The entries below are to be repeated exactly as they stand.

···

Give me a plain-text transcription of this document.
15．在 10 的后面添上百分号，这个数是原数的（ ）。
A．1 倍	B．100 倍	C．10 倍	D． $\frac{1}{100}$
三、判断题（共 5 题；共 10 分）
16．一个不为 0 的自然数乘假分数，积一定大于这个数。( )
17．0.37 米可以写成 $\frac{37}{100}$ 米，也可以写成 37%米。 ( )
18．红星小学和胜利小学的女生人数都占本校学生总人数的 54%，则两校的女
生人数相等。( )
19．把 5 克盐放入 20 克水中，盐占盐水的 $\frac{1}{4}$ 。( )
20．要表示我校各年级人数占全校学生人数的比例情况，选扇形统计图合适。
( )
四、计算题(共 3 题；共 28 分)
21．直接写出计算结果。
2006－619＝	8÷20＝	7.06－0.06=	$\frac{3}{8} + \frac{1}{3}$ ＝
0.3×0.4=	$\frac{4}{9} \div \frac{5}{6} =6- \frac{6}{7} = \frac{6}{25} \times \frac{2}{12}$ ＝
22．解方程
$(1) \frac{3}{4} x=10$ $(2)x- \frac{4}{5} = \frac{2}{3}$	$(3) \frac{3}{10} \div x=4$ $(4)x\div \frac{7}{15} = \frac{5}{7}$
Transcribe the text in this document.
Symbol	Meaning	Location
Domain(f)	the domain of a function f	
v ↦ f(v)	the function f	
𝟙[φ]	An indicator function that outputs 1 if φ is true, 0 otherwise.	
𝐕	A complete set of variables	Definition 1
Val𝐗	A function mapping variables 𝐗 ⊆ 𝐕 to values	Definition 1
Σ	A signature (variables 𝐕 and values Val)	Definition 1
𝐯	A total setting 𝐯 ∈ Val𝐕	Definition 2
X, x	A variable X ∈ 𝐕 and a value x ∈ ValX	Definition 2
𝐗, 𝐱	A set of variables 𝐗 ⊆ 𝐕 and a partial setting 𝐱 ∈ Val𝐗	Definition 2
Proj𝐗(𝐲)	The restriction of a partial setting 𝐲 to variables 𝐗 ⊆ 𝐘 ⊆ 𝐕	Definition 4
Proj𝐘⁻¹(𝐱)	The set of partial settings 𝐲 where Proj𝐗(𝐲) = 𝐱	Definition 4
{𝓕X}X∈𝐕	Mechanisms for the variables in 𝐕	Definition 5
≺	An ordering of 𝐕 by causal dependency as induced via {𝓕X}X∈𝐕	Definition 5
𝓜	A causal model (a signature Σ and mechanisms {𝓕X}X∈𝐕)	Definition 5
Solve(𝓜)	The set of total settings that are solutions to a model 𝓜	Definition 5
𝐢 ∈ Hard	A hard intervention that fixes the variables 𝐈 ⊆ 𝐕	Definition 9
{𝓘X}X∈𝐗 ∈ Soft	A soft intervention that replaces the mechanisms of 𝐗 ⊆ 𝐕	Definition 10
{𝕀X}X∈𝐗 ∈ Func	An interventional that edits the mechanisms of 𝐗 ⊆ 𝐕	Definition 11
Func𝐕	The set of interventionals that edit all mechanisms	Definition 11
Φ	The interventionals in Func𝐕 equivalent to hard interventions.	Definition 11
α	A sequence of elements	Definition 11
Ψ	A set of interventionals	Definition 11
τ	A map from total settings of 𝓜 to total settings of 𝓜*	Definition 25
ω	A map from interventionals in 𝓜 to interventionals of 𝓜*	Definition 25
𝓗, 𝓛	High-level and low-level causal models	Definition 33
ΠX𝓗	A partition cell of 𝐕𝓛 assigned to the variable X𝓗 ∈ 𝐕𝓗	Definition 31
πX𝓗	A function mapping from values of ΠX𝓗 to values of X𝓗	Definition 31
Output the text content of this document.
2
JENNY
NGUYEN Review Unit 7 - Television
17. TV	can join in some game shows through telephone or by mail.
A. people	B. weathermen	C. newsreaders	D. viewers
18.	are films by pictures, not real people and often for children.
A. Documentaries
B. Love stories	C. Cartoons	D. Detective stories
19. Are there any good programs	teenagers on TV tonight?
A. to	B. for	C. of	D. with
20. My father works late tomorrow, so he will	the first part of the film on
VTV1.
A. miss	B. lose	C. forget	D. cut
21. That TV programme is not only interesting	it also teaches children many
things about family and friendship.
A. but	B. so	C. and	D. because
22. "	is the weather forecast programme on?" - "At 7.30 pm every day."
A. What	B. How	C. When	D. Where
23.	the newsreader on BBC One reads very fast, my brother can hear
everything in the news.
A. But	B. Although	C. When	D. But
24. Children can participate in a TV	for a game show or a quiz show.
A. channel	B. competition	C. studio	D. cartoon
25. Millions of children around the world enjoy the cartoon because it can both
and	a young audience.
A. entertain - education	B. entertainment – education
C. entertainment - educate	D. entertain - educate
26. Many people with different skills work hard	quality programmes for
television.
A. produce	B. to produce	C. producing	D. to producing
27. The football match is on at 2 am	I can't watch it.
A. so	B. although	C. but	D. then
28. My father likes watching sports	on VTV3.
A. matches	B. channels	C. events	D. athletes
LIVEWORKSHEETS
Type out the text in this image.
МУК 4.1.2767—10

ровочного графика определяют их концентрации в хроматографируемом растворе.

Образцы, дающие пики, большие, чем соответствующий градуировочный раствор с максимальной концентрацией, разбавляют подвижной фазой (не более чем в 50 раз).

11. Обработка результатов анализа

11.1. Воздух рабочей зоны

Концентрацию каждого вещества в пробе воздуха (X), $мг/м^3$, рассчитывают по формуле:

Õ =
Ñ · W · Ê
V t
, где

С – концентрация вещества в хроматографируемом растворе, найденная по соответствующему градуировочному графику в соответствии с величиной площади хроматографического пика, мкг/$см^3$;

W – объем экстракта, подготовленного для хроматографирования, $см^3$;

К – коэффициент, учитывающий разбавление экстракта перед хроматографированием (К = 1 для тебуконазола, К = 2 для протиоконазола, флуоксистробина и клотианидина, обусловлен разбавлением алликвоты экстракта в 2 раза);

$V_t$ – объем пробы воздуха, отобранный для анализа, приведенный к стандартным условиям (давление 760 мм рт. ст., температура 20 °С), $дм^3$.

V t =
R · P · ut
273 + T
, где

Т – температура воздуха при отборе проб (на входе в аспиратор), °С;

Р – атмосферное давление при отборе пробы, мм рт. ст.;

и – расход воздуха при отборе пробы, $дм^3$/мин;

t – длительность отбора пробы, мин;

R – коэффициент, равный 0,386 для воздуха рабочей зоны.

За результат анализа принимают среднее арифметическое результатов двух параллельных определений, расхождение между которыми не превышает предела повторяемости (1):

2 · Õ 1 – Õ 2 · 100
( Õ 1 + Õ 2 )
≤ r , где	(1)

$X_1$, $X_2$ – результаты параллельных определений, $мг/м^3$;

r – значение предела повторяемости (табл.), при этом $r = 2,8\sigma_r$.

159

···

*Response to this exercise*:
Give me a plain-text transcription of this document.
15．在 10 的后面添上百分号，这个数是原数的（ ）。
A．1 倍	B．100 倍	C．10 倍	D． $\frac{1}{100}$
三、判断题（共 5 题；共 10 分）
16．一个不为 0 的自然数乘假分数，积一定大于这个数。( )
17．0.37 米可以写成 $\frac{37}{100}$ 米，也可以写成 37%米。 ( )
18．红星小学和胜利小学的女生人数都占本校学生总人数的 54%，则两校的女
生人数相等。( )
19．把 5 克盐放入 20 克水中，盐占盐水的 $\frac{1}{4}$ 。( )
20．要表示我校各年级人数占全校学生人数的比例情况，选扇形统计图合适。
( )
四、计算题(共 3 题；共 28 分)
21．直接写出计算结果。
2006－619＝	8÷20＝	7.06－0.06=	$\frac{3}{8} + \frac{1}{3}$ ＝
0.3×0.4=	$\frac{4}{9} \div \frac{5}{6} =6- \frac{6}{7} = \frac{6}{25} \times \frac{2}{12}$ ＝
22．解方程
$(1) \frac{3}{4} x=10$ $(2)x- \frac{4}{5} = \frac{2}{3}$	$(3) \frac{3}{10} \div x=4$ $(4)x\div \frac{7}{15} = \frac{5}{7}$
Transcribe the text in this document.
Symbol	Meaning	Location
Domain(f)	the domain of a function f	
v ↦ f(v)	the function f	
𝟙[φ]	An indicator function that outputs 1 if φ is true, 0 otherwise.	
𝐕	A complete set of variables	Definition 1
Val𝐗	A function mapping variables 𝐗 ⊆ 𝐕 to values	Definition 1
Σ	A signature (variables 𝐕 and values Val)	Definition 1
𝐯	A total setting 𝐯 ∈ Val𝐕	Definition 2
X, x	A variable X ∈ 𝐕 and a value x ∈ ValX	Definition 2
𝐗, 𝐱	A set of variables 𝐗 ⊆ 𝐕 and a partial setting 𝐱 ∈ Val𝐗	Definition 2
Proj𝐗(𝐲)	The restriction of a partial setting 𝐲 to variables 𝐗 ⊆ 𝐘 ⊆ 𝐕	Definition 4
Proj𝐘⁻¹(𝐱)	The set of partial settings 𝐲 where Proj𝐗(𝐲) = 𝐱	Definition 4
{𝓕X}X∈𝐕	Mechanisms for the variables in 𝐕	Definition 5
≺	An ordering of 𝐕 by causal dependency as induced via {𝓕X}X∈𝐕	Definition 5
𝓜	A causal model (a signature Σ and mechanisms {𝓕X}X∈𝐕)	Definition 5
Solve(𝓜)	The set of total settings that are solutions to a model 𝓜	Definition 5
𝐢 ∈ Hard	A hard intervention that fixes the variables 𝐈 ⊆ 𝐕	Definition 9
{𝓘X}X∈𝐗 ∈ Soft	A soft intervention that replaces the mechanisms of 𝐗 ⊆ 𝐕	Definition 10
{𝕀X}X∈𝐗 ∈ Func	An interventional that edits the mechanisms of 𝐗 ⊆ 𝐕	Definition 11
Func𝐕	The set of interventionals that edit all mechanisms	Definition 11
Φ	The interventionals in Func𝐕 equivalent to hard interventions.	Definition 11
α	A sequence of elements	Definition 11
Ψ	A set of interventionals	Definition 11
τ	A map from total settings of 𝓜 to total settings of 𝓜*	Definition 25
ω	A map from interventionals in 𝓜 to interventionals of 𝓜*	Definition 25
𝓗, 𝓛	High-level and low-level causal models	Definition 33
ΠX𝓗	A partition cell of 𝐕𝓛 assigned to the variable X𝓗 ∈ 𝐕𝓗	Definition 31
πX𝓗	A function mapping from values of ΠX𝓗 to values of X𝓗	Definition 31
Output the text content of this document.
2
JENNY
NGUYEN Review Unit 7 - Television
17. TV	can join in some game shows through telephone or by mail.
A. people	B. weathermen	C. newsreaders	D. viewers
18.	are films by pictures, not real people and often for children.
A. Documentaries
B. Love stories	C. Cartoons	D. Detective stories
19. Are there any good programs	teenagers on TV tonight?
A. to	B. for	C. of	D. with
20. My father works late tomorrow, so he will	the first part of the film on
VTV1.
A. miss	B. lose	C. forget	D. cut
21. That TV programme is not only interesting	it also teaches children many
things about family and friendship.
A. but	B. so	C. and	D. because
22. "	is the weather forecast programme on?" - "At 7.30 pm every day."
A. What	B. How	C. When	D. Where
23.	the newsreader on BBC One reads very fast, my brother can hear
everything in the news.
A. But	B. Although	C. When	D. But
24. Children can participate in a TV	for a game show or a quiz show.
A. channel	B. competition	C. studio	D. cartoon
25. Millions of children around the world enjoy the cartoon because it can both
and	a young audience.
A. entertain - education	B. entertainment – education
C. entertainment - educate	D. entertain - educate
26. Many people with different skills work hard	quality programmes for
television.
A. produce	B. to produce	C. producing	D. to producing
27. The football match is on at 2 am	I can't watch it.
A. so	B. although	C. but	D. then
28. My father likes watching sports	on VTV3.
A. matches	B. channels	C. events	D. athletes
LIVEWORKSHEETS
Type out the text in this image.
МУК 4.1.2767—10

ровочного графика определяют их концентрации в хроматографируемом растворе.

Образцы, дающие пики, большие, чем соответствующий градуировочный раствор с максимальной концентрацией, разбавляют подвижной фазой (не более чем в 50 раз).

11. Обработка результатов анализа

11.1. Воздух рабочей зоны

Концентрацию каждого вещества в пробе воздуха (X), $мг/м^3$, рассчитывают по формуле:

Õ =
Ñ · W · Ê
V t
, где

С – концентрация вещества в хроматографируемом растворе, найденная по соответствующему градуировочному графику в соответствии с величиной площади хроматографического пика, мкг/$см^3$;

W – объем экстракта, подготовленного для хроматографирования, $см^3$;

К – коэффициент, учитывающий разбавление экстракта перед хроматографированием (К = 1 для тебуконазола, К = 2 для протиоконазола, флуоксистробина и клотианидина, обусловлен разбавлением алликвоты экстракта в 2 раза);

$V_t$ – объем пробы воздуха, отобранный для анализа, приведенный к стандартным условиям (давление 760 мм рт. ст., температура 20 °С), $дм^3$.

V t =
R · P · ut
273 + T
, где

Т – температура воздуха при отборе проб (на входе в аспиратор), °С;

Р – атмосферное давление при отборе пробы, мм рт. ст.;

и – расход воздуха при отборе пробы, $дм^3$/мин;

t – длительность отбора пробы, мин;

R – коэффициент, равный 0,386 для воздуха рабочей зоны.

За результат анализа принимают среднее арифметическое результатов двух параллельных определений, расхождение между которыми не превышает предела повторяемости (1):

2 · Õ 1 – Õ 2 · 100
( Õ 1 + Õ 2 )
≤ r , где	(1)

$X_1$, $X_2$ – результаты параллельных определений, $мг/м^3$;

r – значение предела повторяемости (табл.), при этом $r = 2,8\sigma_r$.

159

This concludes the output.